--- The request ---
Every line of the material is to be repeated exactly as it stands.

--- Material ---
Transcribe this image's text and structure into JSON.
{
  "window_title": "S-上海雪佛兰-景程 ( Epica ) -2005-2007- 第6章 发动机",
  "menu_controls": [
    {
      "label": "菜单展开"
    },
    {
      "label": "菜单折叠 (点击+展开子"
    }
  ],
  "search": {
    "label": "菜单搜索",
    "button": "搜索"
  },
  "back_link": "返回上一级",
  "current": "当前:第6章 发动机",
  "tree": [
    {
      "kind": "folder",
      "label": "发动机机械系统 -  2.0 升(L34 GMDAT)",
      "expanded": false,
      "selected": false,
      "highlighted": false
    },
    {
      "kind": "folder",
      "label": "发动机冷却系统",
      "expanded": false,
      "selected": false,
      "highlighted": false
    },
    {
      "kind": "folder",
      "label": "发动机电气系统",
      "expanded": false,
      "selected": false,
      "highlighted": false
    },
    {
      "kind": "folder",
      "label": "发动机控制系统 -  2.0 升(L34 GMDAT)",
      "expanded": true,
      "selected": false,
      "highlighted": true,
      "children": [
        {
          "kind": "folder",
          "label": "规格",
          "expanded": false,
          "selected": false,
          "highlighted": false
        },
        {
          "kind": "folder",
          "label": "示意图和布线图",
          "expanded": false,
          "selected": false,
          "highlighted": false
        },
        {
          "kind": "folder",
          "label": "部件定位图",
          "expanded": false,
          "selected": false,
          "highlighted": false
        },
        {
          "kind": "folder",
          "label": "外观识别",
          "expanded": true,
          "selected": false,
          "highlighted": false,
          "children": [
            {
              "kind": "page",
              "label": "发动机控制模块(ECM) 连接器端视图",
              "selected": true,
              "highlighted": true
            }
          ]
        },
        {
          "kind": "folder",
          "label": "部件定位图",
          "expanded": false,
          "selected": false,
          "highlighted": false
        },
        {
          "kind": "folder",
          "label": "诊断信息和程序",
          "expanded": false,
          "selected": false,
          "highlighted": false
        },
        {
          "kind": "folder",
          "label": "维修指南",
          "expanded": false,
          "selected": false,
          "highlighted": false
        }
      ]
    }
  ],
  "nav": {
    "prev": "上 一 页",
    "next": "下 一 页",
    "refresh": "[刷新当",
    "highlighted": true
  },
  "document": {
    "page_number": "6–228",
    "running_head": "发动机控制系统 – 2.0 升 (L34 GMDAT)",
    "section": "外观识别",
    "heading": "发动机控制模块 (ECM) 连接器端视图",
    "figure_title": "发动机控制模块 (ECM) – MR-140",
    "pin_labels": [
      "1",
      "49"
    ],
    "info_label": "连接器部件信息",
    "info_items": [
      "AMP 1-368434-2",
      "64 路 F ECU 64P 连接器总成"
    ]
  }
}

--- Solution to this exercise ---
Transcribe this image's text and structure into JSON.
{
  "window_title": "S-上海雪佛兰-景程 ( Epica ) -2005-2007- 第6章 发动机",
  "menu_controls": [
    {
      "label": "菜单展开"
    },
    {
      "label": "菜单折叠 (点击+展开子"
    }
  ],
  "search": {
    "label": "菜单搜索",
    "button": "搜索"
  },
  "back_link": "返回上一级",
  "current": "当前:第6章 发动机",
  "tree": [
    {
      "kind": "folder",
      "label": "发动机机械系统 -  2.0 升(L34 GMDAT)",
      "expanded": false,
      "selected": false,
      "highlighted": false
    },
    {
      "kind": "folder",
      "label": "发动机冷却系统",
      "expanded": false,
      "selected": false,
      "highlighted": false
    },
    {
      "kind": "folder",
      "label": "发动机电气系统",
      "expanded": false,
      "selected": false,
      "highlighted": false
    },
    {
      "kind": "folder",
      "label": "发动机控制系统 -  2.0 升(L34 GMDAT)",
      "expanded": true,
      "selected": false,
      "highlighted": true,
      "children": [
        {
          "kind": "folder",
          "label": "规格",
          "expanded": false,
          "selected": false,
          "highlighted": false
        },
        {
          "kind": "folder",
          "label": "示意图和布线图",
          "expanded": false,
          "selected": false,
          "highlighted": false
        },
        {
          "kind": "folder",
          "label": "部件定位图",
          "expanded": false,
          "selected": false,
          "highlighted": false
        },
        {
          "kind": "folder",
          "label": "外观识别",
          "expanded": true,
          "selected": false,
          "highlighted": false,
          "children": [
            {
              "kind": "page",
              "label": "发动机控制模块(ECM) 连接器端视图",
              "selected": true,
              "highlighted": true
            }
          ]
        },
        {
          "kind": "folder",
          "label": "部件定位图",
          "expanded": false,
          "selected": false,
          "highlighted": false
        },
        {
          "kind": "folder",
          "label": "诊断信息和程序",
          "expanded": false,
          "selected": false,
          "highlighted": false
        },
        {
          "kind": "folder",
          "label": "维修指南",
          "expanded": false,
          "selected": false,
          "highlighted": false
        }
      ]
    }
  ],
  "nav": {
    "prev": "上 一 页",
    "next": "下 一 页",
    "refresh": "[刷新当",
    "highlighted": true
  },
  "document": {
    "page_number": "6–228",
    "running_head": "发动机控制系统 – 2.0 升 (L34 GMDAT)",
    "section": "外观识别",
    "heading": "发动机控制模块 (ECM) 连接器端视图",
    "figure_title": "发动机控制模块 (ECM) – MR-140",
    "pin_labels": [
      "1",
      "49"
    ],
    "info_label": "连接器部件信息",
    "info_items": [
      "AMP 1-368434-2",
      "64 路 F ECU 64P 连接器总成"
    ]
  }
}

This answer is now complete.